-- MATERIAL PROVIDED follows --

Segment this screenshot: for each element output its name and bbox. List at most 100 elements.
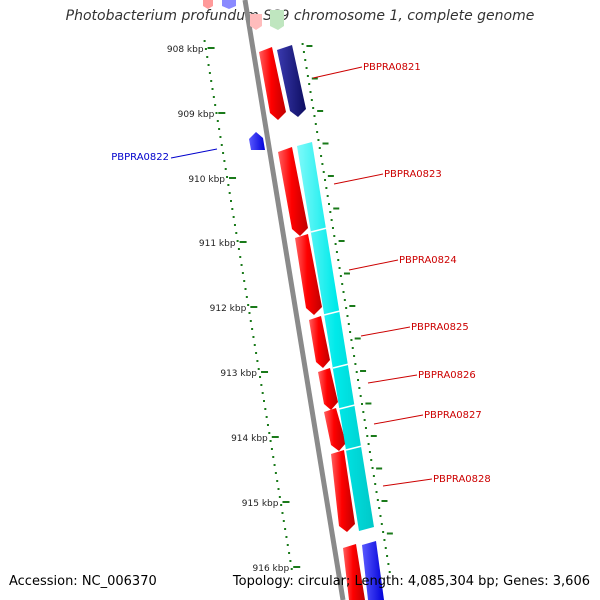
scale-tick-minor (351, 347, 354, 349)
gene-label-pbpra0825[interactable]: PBPRA0825 (411, 322, 469, 333)
scale-tick-minor (370, 459, 373, 461)
scale-tick-minor (357, 379, 360, 381)
gene-label-leader (367, 374, 418, 384)
scale-tick-minor (207, 64, 210, 66)
scale-tick-minor (277, 488, 280, 490)
scale-tick-major (271, 436, 279, 438)
scale-tick-minor (349, 331, 352, 333)
scale-tick-minor (263, 400, 265, 402)
scale-tick-minor (366, 435, 369, 437)
scale-tick-minor (326, 195, 329, 197)
gene-label-pbpra0821[interactable]: PBPRA0821 (363, 62, 421, 73)
scale-tick-minor (387, 563, 390, 565)
scale-tick-minor (350, 339, 353, 341)
scale-tick-minor (288, 552, 291, 554)
map-title: Photobacterium profundum SS9 chromosome … (65, 8, 535, 24)
gene-label-leader (348, 259, 399, 271)
accession-label: Accession: NC_006370 (9, 574, 157, 589)
scale-tick-major (370, 435, 377, 437)
scale-tick-major (386, 532, 393, 535)
scale-tick-minor (203, 40, 206, 42)
scale-tick-minor (320, 155, 323, 157)
gene-label-pbpra0822[interactable]: PBPRA0822 (111, 152, 169, 163)
scale-tick-minor (345, 307, 348, 309)
scale-tick-minor (302, 51, 305, 53)
scale-tick-minor (261, 392, 264, 394)
scale-tick-minor (290, 568, 293, 570)
gene-label-leader (170, 148, 218, 159)
scale-tick-minor (386, 555, 389, 557)
gene-label-pbpra0827[interactable]: PBPRA0827 (424, 410, 482, 421)
operon-divider (345, 445, 363, 451)
scale-tick-major (282, 501, 290, 503)
scale-tick-minor (286, 544, 289, 546)
scale-label: 911 kbp (199, 239, 236, 249)
operon-divider (338, 404, 356, 410)
scale-tick-minor (273, 464, 276, 466)
scale-tick-minor (347, 323, 350, 325)
scale-tick-minor (264, 408, 267, 410)
scale-tick-minor (358, 387, 361, 389)
scale-tick-major (239, 241, 247, 243)
gene-label-pbpra0828[interactable]: PBPRA0828 (433, 474, 491, 485)
topology-label: Topology: circular; Length: 4,085,304 bp… (232, 574, 590, 589)
scale-tick-minor (239, 256, 242, 258)
scale-tick-minor (204, 48, 207, 50)
operon-divider (310, 227, 328, 233)
scale-tick-minor (309, 91, 312, 93)
scale-tick-minor (285, 536, 288, 538)
scale-tick-minor (316, 131, 319, 133)
scale-tick-minor (272, 456, 275, 458)
scale-tick-major (261, 371, 269, 373)
scale-tick-major (333, 207, 340, 210)
scale-tick-minor (338, 267, 341, 269)
scale-tick-minor (301, 43, 304, 45)
scale-tick-minor (379, 515, 382, 517)
scale-tick-minor (375, 491, 378, 493)
gene-arrow (259, 47, 286, 120)
gene-label-pbpra0824[interactable]: PBPRA0824 (399, 255, 457, 266)
scale-tick-minor (321, 163, 324, 165)
scale-tick-minor (266, 424, 269, 426)
scale-label: 915 kbp (242, 499, 279, 509)
scale-tick-minor (257, 368, 260, 370)
gene-label-pbpra0823[interactable]: PBPRA0823 (384, 169, 442, 180)
scale-tick-minor (342, 291, 345, 293)
scale-label: 910 kbp (188, 175, 225, 185)
scale-tick-minor (260, 384, 263, 386)
scale-tick-minor (211, 88, 214, 90)
scale-tick-minor (376, 499, 379, 501)
scale-tick-minor (305, 67, 308, 69)
scale-label: 914 kbp (231, 434, 268, 444)
scale-tick-minor (249, 320, 252, 322)
gene-label-leader (333, 173, 384, 185)
gene-arrow (309, 316, 330, 368)
scale-label: 916 kbp (253, 564, 290, 574)
scale-tick-minor (314, 123, 317, 125)
scale-tick-major (229, 177, 237, 179)
gene-arrow-pbpra0822 (249, 132, 265, 150)
scale-tick-minor (278, 496, 281, 498)
scale-tick-minor (245, 296, 248, 298)
scale-tick-minor (341, 283, 344, 285)
scale-tick-minor (281, 512, 284, 514)
scale-tick-minor (259, 376, 262, 378)
scale-tick-minor (312, 107, 315, 109)
genome-backbone (242, 0, 346, 600)
scale-tick-minor (329, 211, 332, 213)
scale-tick-minor (304, 59, 307, 61)
scale-tick-major (343, 272, 350, 275)
scale-tick-major (365, 402, 372, 405)
scale-tick-minor (308, 83, 311, 85)
scale-tick-minor (334, 243, 337, 245)
scale-tick-minor (383, 539, 386, 541)
scale-tick-minor (380, 523, 383, 525)
scale-tick-minor (220, 144, 223, 146)
scale-tick-minor (324, 179, 327, 181)
scale-tick-minor (361, 403, 363, 405)
gene-label-pbpra0826[interactable]: PBPRA0826 (418, 370, 476, 381)
scale-tick-minor (223, 160, 226, 162)
scale-tick-minor (276, 480, 279, 482)
scale-tick-minor (222, 152, 225, 154)
gene-arrow (278, 147, 308, 236)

-- MATERIAL PROVIDED concluded --

**TASK TO CARRY OUT**
What you print must match the entries exactly, except that no pictures appear.

**SOLUTION TO THE PROBLEM**
Segment this screenshot: for each element output its name and bbox. List at most 100 elements.
scale-tick-minor (351, 347, 354, 349)
gene-label-pbpra0825[interactable]: PBPRA0825 (411, 322, 469, 333)
scale-tick-minor (370, 459, 373, 461)
scale-tick-minor (357, 379, 360, 381)
gene-label-leader (367, 374, 418, 384)
scale-tick-minor (207, 64, 210, 66)
scale-tick-minor (277, 488, 280, 490)
scale-tick-major (271, 436, 279, 438)
scale-tick-minor (349, 331, 352, 333)
scale-tick-minor (263, 400, 265, 402)
scale-tick-minor (366, 435, 369, 437)
scale-tick-minor (326, 195, 329, 197)
gene-label-pbpra0821[interactable]: PBPRA0821 (363, 62, 421, 73)
scale-tick-minor (387, 563, 390, 565)
scale-tick-minor (350, 339, 353, 341)
scale-tick-minor (288, 552, 291, 554)
map-title: Photobacterium profundum SS9 chromosome … (65, 8, 535, 24)
gene-label-leader (348, 259, 399, 271)
accession-label: Accession: NC_006370 (9, 574, 157, 589)
scale-tick-major (370, 435, 377, 437)
scale-tick-major (386, 532, 393, 535)
scale-tick-minor (203, 40, 206, 42)
scale-tick-minor (320, 155, 323, 157)
gene-label-pbpra0822[interactable]: PBPRA0822 (111, 152, 169, 163)
scale-tick-minor (345, 307, 348, 309)
scale-tick-minor (302, 51, 305, 53)
scale-tick-minor (261, 392, 264, 394)
scale-tick-minor (290, 568, 293, 570)
gene-label-leader (170, 148, 218, 159)
scale-tick-minor (386, 555, 389, 557)
gene-label-pbpra0827[interactable]: PBPRA0827 (424, 410, 482, 421)
operon-divider (345, 445, 363, 451)
scale-tick-major (282, 501, 290, 503)
scale-tick-minor (286, 544, 289, 546)
scale-label: 911 kbp (199, 239, 236, 249)
operon-divider (338, 404, 356, 410)
scale-tick-minor (273, 464, 276, 466)
scale-tick-minor (347, 323, 350, 325)
scale-tick-minor (264, 408, 267, 410)
scale-tick-minor (358, 387, 361, 389)
scale-tick-major (239, 241, 247, 243)
gene-label-pbpra0828[interactable]: PBPRA0828 (433, 474, 491, 485)
topology-label: Topology: circular; Length: 4,085,304 bp… (232, 574, 590, 589)
scale-tick-minor (239, 256, 242, 258)
scale-tick-minor (204, 48, 207, 50)
operon-divider (310, 227, 328, 233)
scale-tick-minor (309, 91, 312, 93)
scale-tick-minor (285, 536, 288, 538)
scale-tick-minor (316, 131, 319, 133)
scale-tick-minor (272, 456, 275, 458)
scale-tick-major (261, 371, 269, 373)
scale-tick-major (333, 207, 340, 210)
scale-tick-minor (338, 267, 341, 269)
scale-tick-minor (301, 43, 304, 45)
scale-tick-minor (379, 515, 382, 517)
scale-tick-minor (375, 491, 378, 493)
gene-arrow (259, 47, 286, 120)
gene-label-pbpra0824[interactable]: PBPRA0824 (399, 255, 457, 266)
scale-tick-minor (321, 163, 324, 165)
scale-tick-minor (266, 424, 269, 426)
scale-label: 915 kbp (242, 499, 279, 509)
scale-tick-minor (257, 368, 260, 370)
gene-label-pbpra0823[interactable]: PBPRA0823 (384, 169, 442, 180)
scale-tick-minor (342, 291, 345, 293)
scale-label: 910 kbp (188, 175, 225, 185)
scale-tick-minor (260, 384, 263, 386)
scale-tick-minor (211, 88, 214, 90)
scale-tick-minor (376, 499, 379, 501)
scale-tick-minor (305, 67, 308, 69)
scale-label: 914 kbp (231, 434, 268, 444)
scale-tick-minor (249, 320, 252, 322)
gene-label-leader (333, 173, 384, 185)
gene-arrow (309, 316, 330, 368)
scale-label: 916 kbp (253, 564, 290, 574)
scale-tick-minor (314, 123, 317, 125)
scale-tick-major (229, 177, 237, 179)
gene-arrow-pbpra0822 (249, 132, 265, 150)
scale-tick-minor (278, 496, 281, 498)
scale-tick-minor (245, 296, 248, 298)
scale-tick-minor (341, 283, 344, 285)
scale-tick-minor (281, 512, 284, 514)
scale-tick-minor (259, 376, 262, 378)
scale-tick-minor (312, 107, 315, 109)
genome-backbone (242, 0, 346, 600)
scale-tick-minor (329, 211, 332, 213)
scale-tick-minor (304, 59, 307, 61)
scale-tick-major (343, 272, 350, 275)
scale-tick-major (365, 402, 372, 405)
scale-tick-minor (308, 83, 311, 85)
scale-tick-minor (334, 243, 337, 245)
scale-tick-minor (383, 539, 386, 541)
scale-tick-minor (380, 523, 383, 525)
scale-tick-minor (220, 144, 223, 146)
scale-tick-minor (324, 179, 327, 181)
scale-tick-minor (361, 403, 363, 405)
gene-label-pbpra0826[interactable]: PBPRA0826 (418, 370, 476, 381)
scale-tick-minor (223, 160, 226, 162)
scale-tick-minor (276, 480, 279, 482)
scale-tick-minor (222, 152, 225, 154)
gene-arrow (278, 147, 308, 236)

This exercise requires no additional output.